Instruction: Return all of the entries exactly as written.

[Dataset items]

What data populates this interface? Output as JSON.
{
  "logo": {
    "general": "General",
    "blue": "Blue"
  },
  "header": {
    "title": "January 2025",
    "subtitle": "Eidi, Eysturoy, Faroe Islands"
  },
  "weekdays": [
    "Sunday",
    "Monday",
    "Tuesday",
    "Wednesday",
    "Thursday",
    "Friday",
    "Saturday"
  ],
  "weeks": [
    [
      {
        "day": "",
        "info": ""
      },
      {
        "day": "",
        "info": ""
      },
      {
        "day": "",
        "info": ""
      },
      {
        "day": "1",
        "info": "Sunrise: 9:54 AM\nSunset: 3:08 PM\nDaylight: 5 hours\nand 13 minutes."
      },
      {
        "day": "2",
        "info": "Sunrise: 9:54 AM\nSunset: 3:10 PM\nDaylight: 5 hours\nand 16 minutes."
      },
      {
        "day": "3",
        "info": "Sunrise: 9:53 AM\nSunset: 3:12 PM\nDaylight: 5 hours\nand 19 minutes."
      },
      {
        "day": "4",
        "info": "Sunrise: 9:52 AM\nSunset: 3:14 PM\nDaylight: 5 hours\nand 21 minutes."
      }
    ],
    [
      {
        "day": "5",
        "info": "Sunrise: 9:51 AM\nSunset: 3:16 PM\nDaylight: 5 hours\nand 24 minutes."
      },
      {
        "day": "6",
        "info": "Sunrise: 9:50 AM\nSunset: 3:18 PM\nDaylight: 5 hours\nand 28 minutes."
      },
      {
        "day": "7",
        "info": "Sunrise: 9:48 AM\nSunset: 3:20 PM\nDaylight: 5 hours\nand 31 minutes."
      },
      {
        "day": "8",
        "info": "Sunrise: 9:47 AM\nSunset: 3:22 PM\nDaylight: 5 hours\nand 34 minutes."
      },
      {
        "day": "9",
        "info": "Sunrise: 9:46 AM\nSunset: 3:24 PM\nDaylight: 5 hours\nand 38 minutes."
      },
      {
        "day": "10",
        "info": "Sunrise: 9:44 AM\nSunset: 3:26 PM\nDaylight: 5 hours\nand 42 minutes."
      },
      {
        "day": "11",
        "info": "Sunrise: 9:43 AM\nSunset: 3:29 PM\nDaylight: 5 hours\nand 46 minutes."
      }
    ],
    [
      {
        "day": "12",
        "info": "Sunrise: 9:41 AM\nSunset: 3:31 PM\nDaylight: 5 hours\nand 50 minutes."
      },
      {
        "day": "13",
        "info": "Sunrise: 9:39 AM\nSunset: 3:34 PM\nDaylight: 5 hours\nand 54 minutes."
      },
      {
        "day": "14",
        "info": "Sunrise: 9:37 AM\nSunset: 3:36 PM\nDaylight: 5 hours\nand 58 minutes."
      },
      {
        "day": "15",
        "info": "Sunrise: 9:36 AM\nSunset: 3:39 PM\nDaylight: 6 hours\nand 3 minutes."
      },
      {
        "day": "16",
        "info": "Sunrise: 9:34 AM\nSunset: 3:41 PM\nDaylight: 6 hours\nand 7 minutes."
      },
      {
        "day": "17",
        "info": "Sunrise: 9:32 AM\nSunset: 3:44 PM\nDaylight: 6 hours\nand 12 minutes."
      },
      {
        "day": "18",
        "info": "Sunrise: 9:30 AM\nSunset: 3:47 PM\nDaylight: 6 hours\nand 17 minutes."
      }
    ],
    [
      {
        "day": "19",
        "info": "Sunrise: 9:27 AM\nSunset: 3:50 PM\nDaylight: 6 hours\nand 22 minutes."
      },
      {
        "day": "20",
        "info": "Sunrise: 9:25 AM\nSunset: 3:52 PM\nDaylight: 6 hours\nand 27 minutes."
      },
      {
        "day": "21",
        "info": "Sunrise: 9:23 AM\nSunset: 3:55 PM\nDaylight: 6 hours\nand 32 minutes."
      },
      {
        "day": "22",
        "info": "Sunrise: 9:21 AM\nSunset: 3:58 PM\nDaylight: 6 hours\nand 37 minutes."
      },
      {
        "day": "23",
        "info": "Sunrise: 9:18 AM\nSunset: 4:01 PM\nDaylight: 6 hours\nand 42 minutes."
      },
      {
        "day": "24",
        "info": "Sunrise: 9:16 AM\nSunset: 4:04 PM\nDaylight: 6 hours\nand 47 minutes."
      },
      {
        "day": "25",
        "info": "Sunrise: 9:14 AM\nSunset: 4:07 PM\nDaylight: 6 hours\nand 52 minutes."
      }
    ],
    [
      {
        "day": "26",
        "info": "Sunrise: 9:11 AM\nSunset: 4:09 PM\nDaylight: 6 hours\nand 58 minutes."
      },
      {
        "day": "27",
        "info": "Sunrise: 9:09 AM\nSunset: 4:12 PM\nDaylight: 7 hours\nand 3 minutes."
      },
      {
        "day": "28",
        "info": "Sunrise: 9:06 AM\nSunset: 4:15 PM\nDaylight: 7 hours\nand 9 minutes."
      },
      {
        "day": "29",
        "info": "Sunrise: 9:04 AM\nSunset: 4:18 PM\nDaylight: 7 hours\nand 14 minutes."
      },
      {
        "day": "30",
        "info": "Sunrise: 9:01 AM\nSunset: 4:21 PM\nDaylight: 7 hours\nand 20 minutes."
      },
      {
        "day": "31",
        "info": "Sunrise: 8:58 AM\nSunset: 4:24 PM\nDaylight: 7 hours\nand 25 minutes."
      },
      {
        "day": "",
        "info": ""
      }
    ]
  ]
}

Output of the exercise:
What data populates this interface? Output as JSON.
{
  "logo": {
    "general": "General",
    "blue": "Blue"
  },
  "header": {
    "title": "January 2025",
    "subtitle": "Eidi, Eysturoy, Faroe Islands"
  },
  "weekdays": [
    "Sunday",
    "Monday",
    "Tuesday",
    "Wednesday",
    "Thursday",
    "Friday",
    "Saturday"
  ],
  "weeks": [
    [
      {
        "day": "",
        "info": ""
      },
      {
        "day": "",
        "info": ""
      },
      {
        "day": "",
        "info": ""
      },
      {
        "day": "1",
        "info": "Sunrise: 9:54 AM\nSunset: 3:08 PM\nDaylight: 5 hours\nand 13 minutes."
      },
      {
        "day": "2",
        "info": "Sunrise: 9:54 AM\nSunset: 3:10 PM\nDaylight: 5 hours\nand 16 minutes."
      },
      {
        "day": "3",
        "info": "Sunrise: 9:53 AM\nSunset: 3:12 PM\nDaylight: 5 hours\nand 19 minutes."
      },
      {
        "day": "4",
        "info": "Sunrise: 9:52 AM\nSunset: 3:14 PM\nDaylight: 5 hours\nand 21 minutes."
      }
    ],
    [
      {
        "day": "5",
        "info": "Sunrise: 9:51 AM\nSunset: 3:16 PM\nDaylight: 5 hours\nand 24 minutes."
      },
      {
        "day": "6",
        "info": "Sunrise: 9:50 AM\nSunset: 3:18 PM\nDaylight: 5 hours\nand 28 minutes."
      },
      {
        "day": "7",
        "info": "Sunrise: 9:48 AM\nSunset: 3:20 PM\nDaylight: 5 hours\nand 31 minutes."
      },
      {
        "day": "8",
        "info": "Sunrise: 9:47 AM\nSunset: 3:22 PM\nDaylight: 5 hours\nand 34 minutes."
      },
      {
        "day": "9",
        "info": "Sunrise: 9:46 AM\nSunset: 3:24 PM\nDaylight: 5 hours\nand 38 minutes."
      },
      {
        "day": "10",
        "info": "Sunrise: 9:44 AM\nSunset: 3:26 PM\nDaylight: 5 hours\nand 42 minutes."
      },
      {
        "day": "11",
        "info": "Sunrise: 9:43 AM\nSunset: 3:29 PM\nDaylight: 5 hours\nand 46 minutes."
      }
    ],
    [
      {
        "day": "12",
        "info": "Sunrise: 9:41 AM\nSunset: 3:31 PM\nDaylight: 5 hours\nand 50 minutes."
      },
      {
        "day": "13",
        "info": "Sunrise: 9:39 AM\nSunset: 3:34 PM\nDaylight: 5 hours\nand 54 minutes."
      },
      {
        "day": "14",
        "info": "Sunrise: 9:37 AM\nSunset: 3:36 PM\nDaylight: 5 hours\nand 58 minutes."
      },
      {
        "day": "15",
        "info": "Sunrise: 9:36 AM\nSunset: 3:39 PM\nDaylight: 6 hours\nand 3 minutes."
      },
      {
        "day": "16",
        "info": "Sunrise: 9:34 AM\nSunset: 3:41 PM\nDaylight: 6 hours\nand 7 minutes."
      },
      {
        "day": "17",
        "info": "Sunrise: 9:32 AM\nSunset: 3:44 PM\nDaylight: 6 hours\nand 12 minutes."
      },
      {
        "day": "18",
        "info": "Sunrise: 9:30 AM\nSunset: 3:47 PM\nDaylight: 6 hours\nand 17 minutes."
      }
    ],
    [
      {
        "day": "19",
        "info": "Sunrise: 9:27 AM\nSunset: 3:50 PM\nDaylight: 6 hours\nand 22 minutes."
      },
      {
        "day": "20",
        "info": "Sunrise: 9:25 AM\nSunset: 3:52 PM\nDaylight: 6 hours\nand 27 minutes."
      },
      {
        "day": "21",
        "info": "Sunrise: 9:23 AM\nSunset: 3:55 PM\nDaylight: 6 hours\nand 32 minutes."
      },
      {
        "day": "22",
        "info": "Sunrise: 9:21 AM\nSunset: 3:58 PM\nDaylight: 6 hours\nand 37 minutes."
      },
      {
        "day": "23",
        "info": "Sunrise: 9:18 AM\nSunset: 4:01 PM\nDaylight: 6 hours\nand 42 minutes."
      },
      {
        "day": "24",
        "info": "Sunrise: 9:16 AM\nSunset: 4:04 PM\nDaylight: 6 hours\nand 47 minutes."
      },
      {
        "day": "25",
        "info": "Sunrise: 9:14 AM\nSunset: 4:07 PM\nDaylight: 6 hours\nand 52 minutes."
      }
    ],
    [
      {
        "day": "26",
        "info": "Sunrise: 9:11 AM\nSunset: 4:09 PM\nDaylight: 6 hours\nand 58 minutes."
      },
      {
        "day": "27",
        "info": "Sunrise: 9:09 AM\nSunset: 4:12 PM\nDaylight: 7 hours\nand 3 minutes."
      },
      {
        "day": "28",
        "info": "Sunrise: 9:06 AM\nSunset: 4:15 PM\nDaylight: 7 hours\nand 9 minutes."
      },
      {
        "day": "29",
        "info": "Sunrise: 9:04 AM\nSunset: 4:18 PM\nDaylight: 7 hours\nand 14 minutes."
      },
      {
        "day": "30",
        "info": "Sunrise: 9:01 AM\nSunset: 4:21 PM\nDaylight: 7 hours\nand 20 minutes."
      },
      {
        "day": "31",
        "info": "Sunrise: 8:58 AM\nSunset: 4:24 PM\nDaylight: 7 hours\nand 25 minutes."
      },
      {
        "day": "",
        "info": ""
      }
    ]
  ]
}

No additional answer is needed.